Dataset records:

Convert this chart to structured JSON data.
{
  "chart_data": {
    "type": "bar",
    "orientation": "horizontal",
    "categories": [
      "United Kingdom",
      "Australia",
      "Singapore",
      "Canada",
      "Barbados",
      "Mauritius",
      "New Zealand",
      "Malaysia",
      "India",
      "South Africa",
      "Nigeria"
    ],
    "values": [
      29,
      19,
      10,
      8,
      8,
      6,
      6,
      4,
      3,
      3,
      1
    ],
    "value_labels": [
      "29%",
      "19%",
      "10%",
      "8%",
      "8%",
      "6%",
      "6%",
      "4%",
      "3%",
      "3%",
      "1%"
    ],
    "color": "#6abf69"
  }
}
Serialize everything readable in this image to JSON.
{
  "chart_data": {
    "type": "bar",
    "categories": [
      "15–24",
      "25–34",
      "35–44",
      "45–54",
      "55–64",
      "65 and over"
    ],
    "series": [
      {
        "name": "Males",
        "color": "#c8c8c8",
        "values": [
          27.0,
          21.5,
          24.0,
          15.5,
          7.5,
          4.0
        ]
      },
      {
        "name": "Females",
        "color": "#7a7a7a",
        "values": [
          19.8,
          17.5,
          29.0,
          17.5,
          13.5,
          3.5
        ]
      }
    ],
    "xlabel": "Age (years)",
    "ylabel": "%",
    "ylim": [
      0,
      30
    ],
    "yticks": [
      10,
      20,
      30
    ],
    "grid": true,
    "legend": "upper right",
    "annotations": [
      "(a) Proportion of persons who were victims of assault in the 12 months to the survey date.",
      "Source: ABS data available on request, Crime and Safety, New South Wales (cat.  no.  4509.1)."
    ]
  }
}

Your goal: Send back every record, precisely as written.

Answer to the exercise:
Convert this chart to structured JSON data.
{
  "chart_data": {
    "type": "bar",
    "orientation": "horizontal",
    "categories": [
      "United Kingdom",
      "Australia",
      "Singapore",
      "Canada",
      "Barbados",
      "Mauritius",
      "New Zealand",
      "Malaysia",
      "India",
      "South Africa",
      "Nigeria"
    ],
    "values": [
      29,
      19,
      10,
      8,
      8,
      6,
      6,
      4,
      3,
      3,
      1
    ],
    "value_labels": [
      "29%",
      "19%",
      "10%",
      "8%",
      "8%",
      "6%",
      "6%",
      "4%",
      "3%",
      "3%",
      "1%"
    ],
    "color": "#6abf69"
  }
}
Serialize everything readable in this image to JSON.
{
  "chart_data": {
    "type": "bar",
    "categories": [
      "15–24",
      "25–34",
      "35–44",
      "45–54",
      "55–64",
      "65 and over"
    ],
    "series": [
      {
        "name": "Males",
        "color": "#c8c8c8",
        "values": [
          27.0,
          21.5,
          24.0,
          15.5,
          7.5,
          4.0
        ]
      },
      {
        "name": "Females",
        "color": "#7a7a7a",
        "values": [
          19.8,
          17.5,
          29.0,
          17.5,
          13.5,
          3.5
        ]
      }
    ],
    "xlabel": "Age (years)",
    "ylabel": "%",
    "ylim": [
      0,
      30
    ],
    "yticks": [
      10,
      20,
      30
    ],
    "grid": true,
    "legend": "upper right",
    "annotations": [
      "(a) Proportion of persons who were victims of assault in the 12 months to the survey date.",
      "Source: ABS data available on request, Crime and Safety, New South Wales (cat.  no.  4509.1)."
    ]
  }
}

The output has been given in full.